Repeat the material exactly as it appears.

----------

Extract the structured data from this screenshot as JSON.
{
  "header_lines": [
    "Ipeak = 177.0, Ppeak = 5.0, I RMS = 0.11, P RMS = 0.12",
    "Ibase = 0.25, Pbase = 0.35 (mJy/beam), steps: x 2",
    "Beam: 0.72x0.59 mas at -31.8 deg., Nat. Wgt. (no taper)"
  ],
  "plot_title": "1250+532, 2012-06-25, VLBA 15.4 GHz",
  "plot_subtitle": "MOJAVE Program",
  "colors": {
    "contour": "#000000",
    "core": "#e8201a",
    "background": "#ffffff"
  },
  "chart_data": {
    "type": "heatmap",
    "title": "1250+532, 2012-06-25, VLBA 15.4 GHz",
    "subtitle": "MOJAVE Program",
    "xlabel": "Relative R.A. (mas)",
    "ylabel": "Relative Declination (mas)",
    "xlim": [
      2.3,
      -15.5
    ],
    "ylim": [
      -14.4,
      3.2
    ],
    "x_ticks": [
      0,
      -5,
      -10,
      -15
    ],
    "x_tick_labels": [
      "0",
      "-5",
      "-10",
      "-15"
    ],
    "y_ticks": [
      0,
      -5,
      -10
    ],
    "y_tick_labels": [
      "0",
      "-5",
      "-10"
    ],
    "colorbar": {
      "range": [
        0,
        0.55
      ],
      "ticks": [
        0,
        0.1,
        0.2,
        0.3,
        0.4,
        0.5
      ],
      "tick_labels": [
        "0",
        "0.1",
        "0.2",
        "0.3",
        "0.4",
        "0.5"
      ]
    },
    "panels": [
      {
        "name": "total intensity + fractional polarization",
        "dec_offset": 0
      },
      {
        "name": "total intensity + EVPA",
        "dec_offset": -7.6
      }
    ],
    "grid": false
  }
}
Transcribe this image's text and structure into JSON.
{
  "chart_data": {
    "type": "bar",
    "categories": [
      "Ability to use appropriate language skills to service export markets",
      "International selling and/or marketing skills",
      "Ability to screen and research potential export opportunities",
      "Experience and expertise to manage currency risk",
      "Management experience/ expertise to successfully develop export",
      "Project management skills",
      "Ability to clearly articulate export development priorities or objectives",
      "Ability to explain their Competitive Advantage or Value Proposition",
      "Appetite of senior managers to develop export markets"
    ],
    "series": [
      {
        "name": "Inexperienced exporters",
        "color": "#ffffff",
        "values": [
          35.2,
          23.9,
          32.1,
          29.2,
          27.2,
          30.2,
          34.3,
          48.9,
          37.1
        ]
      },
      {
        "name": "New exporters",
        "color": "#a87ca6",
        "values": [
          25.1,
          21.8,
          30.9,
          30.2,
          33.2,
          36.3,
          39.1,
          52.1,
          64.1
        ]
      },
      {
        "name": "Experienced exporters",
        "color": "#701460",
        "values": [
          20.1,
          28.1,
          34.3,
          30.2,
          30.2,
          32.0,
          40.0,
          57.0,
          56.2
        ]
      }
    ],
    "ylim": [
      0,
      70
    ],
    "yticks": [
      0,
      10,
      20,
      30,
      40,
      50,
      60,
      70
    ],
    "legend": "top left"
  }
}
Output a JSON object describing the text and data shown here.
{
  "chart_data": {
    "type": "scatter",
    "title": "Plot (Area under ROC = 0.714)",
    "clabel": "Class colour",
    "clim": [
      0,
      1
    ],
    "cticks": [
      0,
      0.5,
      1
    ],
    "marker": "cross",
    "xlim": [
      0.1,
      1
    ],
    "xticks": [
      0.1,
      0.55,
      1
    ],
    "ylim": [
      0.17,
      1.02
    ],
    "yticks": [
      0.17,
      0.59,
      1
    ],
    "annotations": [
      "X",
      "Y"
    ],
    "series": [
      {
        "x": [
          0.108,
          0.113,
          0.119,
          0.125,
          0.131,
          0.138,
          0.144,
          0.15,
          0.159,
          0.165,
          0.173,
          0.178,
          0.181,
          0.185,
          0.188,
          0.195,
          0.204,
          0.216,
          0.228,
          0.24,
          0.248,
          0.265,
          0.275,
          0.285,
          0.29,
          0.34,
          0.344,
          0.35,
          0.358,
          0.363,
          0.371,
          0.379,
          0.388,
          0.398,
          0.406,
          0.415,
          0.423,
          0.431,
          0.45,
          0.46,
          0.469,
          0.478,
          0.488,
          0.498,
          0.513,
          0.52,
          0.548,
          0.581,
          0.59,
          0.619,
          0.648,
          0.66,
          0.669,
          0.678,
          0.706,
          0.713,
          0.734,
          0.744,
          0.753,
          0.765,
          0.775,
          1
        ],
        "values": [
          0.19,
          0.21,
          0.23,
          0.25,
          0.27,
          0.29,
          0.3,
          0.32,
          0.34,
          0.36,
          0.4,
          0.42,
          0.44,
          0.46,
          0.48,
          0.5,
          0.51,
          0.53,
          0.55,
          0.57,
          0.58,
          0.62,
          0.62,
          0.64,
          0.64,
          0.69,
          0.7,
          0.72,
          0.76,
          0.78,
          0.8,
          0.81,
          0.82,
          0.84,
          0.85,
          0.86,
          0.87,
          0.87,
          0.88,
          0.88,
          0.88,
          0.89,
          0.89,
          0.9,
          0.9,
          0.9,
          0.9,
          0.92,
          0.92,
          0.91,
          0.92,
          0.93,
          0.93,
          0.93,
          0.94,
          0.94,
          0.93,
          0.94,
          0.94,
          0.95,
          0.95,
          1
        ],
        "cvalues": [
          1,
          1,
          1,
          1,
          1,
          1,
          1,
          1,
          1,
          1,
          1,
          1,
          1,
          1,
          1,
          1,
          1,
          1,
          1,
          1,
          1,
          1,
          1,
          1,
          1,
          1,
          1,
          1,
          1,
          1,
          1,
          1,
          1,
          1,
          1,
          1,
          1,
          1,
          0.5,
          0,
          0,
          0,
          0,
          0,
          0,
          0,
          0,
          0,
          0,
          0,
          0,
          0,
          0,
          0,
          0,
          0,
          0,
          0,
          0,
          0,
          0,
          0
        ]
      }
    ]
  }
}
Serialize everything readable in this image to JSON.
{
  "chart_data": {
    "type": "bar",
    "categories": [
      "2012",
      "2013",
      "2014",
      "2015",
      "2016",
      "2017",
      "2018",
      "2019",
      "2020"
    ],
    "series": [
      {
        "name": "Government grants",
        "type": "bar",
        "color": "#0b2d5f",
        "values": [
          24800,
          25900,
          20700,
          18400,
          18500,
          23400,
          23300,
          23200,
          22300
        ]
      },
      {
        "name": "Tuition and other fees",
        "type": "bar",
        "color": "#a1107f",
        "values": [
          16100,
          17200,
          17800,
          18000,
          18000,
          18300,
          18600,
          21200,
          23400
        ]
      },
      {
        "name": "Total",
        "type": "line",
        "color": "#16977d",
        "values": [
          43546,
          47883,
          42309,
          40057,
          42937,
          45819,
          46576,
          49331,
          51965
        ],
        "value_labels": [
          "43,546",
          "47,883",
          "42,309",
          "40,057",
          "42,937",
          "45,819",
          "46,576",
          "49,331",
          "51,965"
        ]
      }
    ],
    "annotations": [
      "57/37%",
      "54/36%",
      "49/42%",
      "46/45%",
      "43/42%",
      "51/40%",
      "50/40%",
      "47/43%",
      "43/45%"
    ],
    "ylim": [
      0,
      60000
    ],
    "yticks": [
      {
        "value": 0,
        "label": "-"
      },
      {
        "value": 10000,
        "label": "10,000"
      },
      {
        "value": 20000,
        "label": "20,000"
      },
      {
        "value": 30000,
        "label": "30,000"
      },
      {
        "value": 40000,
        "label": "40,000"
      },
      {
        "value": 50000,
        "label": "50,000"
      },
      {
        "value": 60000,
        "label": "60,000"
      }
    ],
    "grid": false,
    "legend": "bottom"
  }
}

----------

_EXERCISE OUTPUT_.
Extract the structured data from this screenshot as JSON.
{
  "header_lines": [
    "Ipeak = 177.0, Ppeak = 5.0, I RMS = 0.11, P RMS = 0.12",
    "Ibase = 0.25, Pbase = 0.35 (mJy/beam), steps: x 2",
    "Beam: 0.72x0.59 mas at -31.8 deg., Nat. Wgt. (no taper)"
  ],
  "plot_title": "1250+532, 2012-06-25, VLBA 15.4 GHz",
  "plot_subtitle": "MOJAVE Program",
  "colors": {
    "contour": "#000000",
    "core": "#e8201a",
    "background": "#ffffff"
  },
  "chart_data": {
    "type": "heatmap",
    "title": "1250+532, 2012-06-25, VLBA 15.4 GHz",
    "subtitle": "MOJAVE Program",
    "xlabel": "Relative R.A. (mas)",
    "ylabel": "Relative Declination (mas)",
    "xlim": [
      2.3,
      -15.5
    ],
    "ylim": [
      -14.4,
      3.2
    ],
    "x_ticks": [
      0,
      -5,
      -10,
      -15
    ],
    "x_tick_labels": [
      "0",
      "-5",
      "-10",
      "-15"
    ],
    "y_ticks": [
      0,
      -5,
      -10
    ],
    "y_tick_labels": [
      "0",
      "-5",
      "-10"
    ],
    "colorbar": {
      "range": [
        0,
        0.55
      ],
      "ticks": [
        0,
        0.1,
        0.2,
        0.3,
        0.4,
        0.5
      ],
      "tick_labels": [
        "0",
        "0.1",
        "0.2",
        "0.3",
        "0.4",
        "0.5"
      ]
    },
    "panels": [
      {
        "name": "total intensity + fractional polarization",
        "dec_offset": 0
      },
      {
        "name": "total intensity + EVPA",
        "dec_offset": -7.6
      }
    ],
    "grid": false
  }
}
Transcribe this image's text and structure into JSON.
{
  "chart_data": {
    "type": "bar",
    "categories": [
      "Ability to use appropriate language skills to service export markets",
      "International selling and/or marketing skills",
      "Ability to screen and research potential export opportunities",
      "Experience and expertise to manage currency risk",
      "Management experience/ expertise to successfully develop export",
      "Project management skills",
      "Ability to clearly articulate export development priorities or objectives",
      "Ability to explain their Competitive Advantage or Value Proposition",
      "Appetite of senior managers to develop export markets"
    ],
    "series": [
      {
        "name": "Inexperienced exporters",
        "color": "#ffffff",
        "values": [
          35.2,
          23.9,
          32.1,
          29.2,
          27.2,
          30.2,
          34.3,
          48.9,
          37.1
        ]
      },
      {
        "name": "New exporters",
        "color": "#a87ca6",
        "values": [
          25.1,
          21.8,
          30.9,
          30.2,
          33.2,
          36.3,
          39.1,
          52.1,
          64.1
        ]
      },
      {
        "name": "Experienced exporters",
        "color": "#701460",
        "values": [
          20.1,
          28.1,
          34.3,
          30.2,
          30.2,
          32.0,
          40.0,
          57.0,
          56.2
        ]
      }
    ],
    "ylim": [
      0,
      70
    ],
    "yticks": [
      0,
      10,
      20,
      30,
      40,
      50,
      60,
      70
    ],
    "legend": "top left"
  }
}
Output a JSON object describing the text and data shown here.
{
  "chart_data": {
    "type": "scatter",
    "title": "Plot (Area under ROC = 0.714)",
    "clabel": "Class colour",
    "clim": [
      0,
      1
    ],
    "cticks": [
      0,
      0.5,
      1
    ],
    "marker": "cross",
    "xlim": [
      0.1,
      1
    ],
    "xticks": [
      0.1,
      0.55,
      1
    ],
    "ylim": [
      0.17,
      1.02
    ],
    "yticks": [
      0.17,
      0.59,
      1
    ],
    "annotations": [
      "X",
      "Y"
    ],
    "series": [
      {
        "x": [
          0.108,
          0.113,
          0.119,
          0.125,
          0.131,
          0.138,
          0.144,
          0.15,
          0.159,
          0.165,
          0.173,
          0.178,
          0.181,
          0.185,
          0.188,
          0.195,
          0.204,
          0.216,
          0.228,
          0.24,
          0.248,
          0.265,
          0.275,
          0.285,
          0.29,
          0.34,
          0.344,
          0.35,
          0.358,
          0.363,
          0.371,
          0.379,
          0.388,
          0.398,
          0.406,
          0.415,
          0.423,
          0.431,
          0.45,
          0.46,
          0.469,
          0.478,
          0.488,
          0.498,
          0.513,
          0.52,
          0.548,
          0.581,
          0.59,
          0.619,
          0.648,
          0.66,
          0.669,
          0.678,
          0.706,
          0.713,
          0.734,
          0.744,
          0.753,
          0.765,
          0.775,
          1
        ],
        "values": [
          0.19,
          0.21,
          0.23,
          0.25,
          0.27,
          0.29,
          0.3,
          0.32,
          0.34,
          0.36,
          0.4,
          0.42,
          0.44,
          0.46,
          0.48,
          0.5,
          0.51,
          0.53,
          0.55,
          0.57,
          0.58,
          0.62,
          0.62,
          0.64,
          0.64,
          0.69,
          0.7,
          0.72,
          0.76,
          0.78,
          0.8,
          0.81,
          0.82,
          0.84,
          0.85,
          0.86,
          0.87,
          0.87,
          0.88,
          0.88,
          0.88,
          0.89,
          0.89,
          0.9,
          0.9,
          0.9,
          0.9,
          0.92,
          0.92,
          0.91,
          0.92,
          0.93,
          0.93,
          0.93,
          0.94,
          0.94,
          0.93,
          0.94,
          0.94,
          0.95,
          0.95,
          1
        ],
        "cvalues": [
          1,
          1,
          1,
          1,
          1,
          1,
          1,
          1,
          1,
          1,
          1,
          1,
          1,
          1,
          1,
          1,
          1,
          1,
          1,
          1,
          1,
          1,
          1,
          1,
          1,
          1,
          1,
          1,
          1,
          1,
          1,
          1,
          1,
          1,
          1,
          1,
          1,
          1,
          0.5,
          0,
          0,
          0,
          0,
          0,
          0,
          0,
          0,
          0,
          0,
          0,
          0,
          0,
          0,
          0,
          0,
          0,
          0,
          0,
          0,
          0,
          0,
          0
        ]
      }
    ]
  }
}
Serialize everything readable in this image to JSON.
{
  "chart_data": {
    "type": "bar",
    "categories": [
      "2012",
      "2013",
      "2014",
      "2015",
      "2016",
      "2017",
      "2018",
      "2019",
      "2020"
    ],
    "series": [
      {
        "name": "Government grants",
        "type": "bar",
        "color": "#0b2d5f",
        "values": [
          24800,
          25900,
          20700,
          18400,
          18500,
          23400,
          23300,
          23200,
          22300
        ]
      },
      {
        "name": "Tuition and other fees",
        "type": "bar",
        "color": "#a1107f",
        "values": [
          16100,
          17200,
          17800,
          18000,
          18000,
          18300,
          18600,
          21200,
          23400
        ]
      },
      {
        "name": "Total",
        "type": "line",
        "color": "#16977d",
        "values": [
          43546,
          47883,
          42309,
          40057,
          42937,
          45819,
          46576,
          49331,
          51965
        ],
        "value_labels": [
          "43,546",
          "47,883",
          "42,309",
          "40,057",
          "42,937",
          "45,819",
          "46,576",
          "49,331",
          "51,965"
        ]
      }
    ],
    "annotations": [
      "57/37%",
      "54/36%",
      "49/42%",
      "46/45%",
      "43/42%",
      "51/40%",
      "50/40%",
      "47/43%",
      "43/45%"
    ],
    "ylim": [
      0,
      60000
    ],
    "yticks": [
      {
        "value": 0,
        "label": "-"
      },
      {
        "value": 10000,
        "label": "10,000"
      },
      {
        "value": 20000,
        "label": "20,000"
      },
      {
        "value": 30000,
        "label": "30,000"
      },
      {
        "value": 40000,
        "label": "40,000"
      },
      {
        "value": 50000,
        "label": "50,000"
      },
      {
        "value": 60000,
        "label": "60,000"
      }
    ],
    "grid": false,
    "legend": "bottom"
  }
}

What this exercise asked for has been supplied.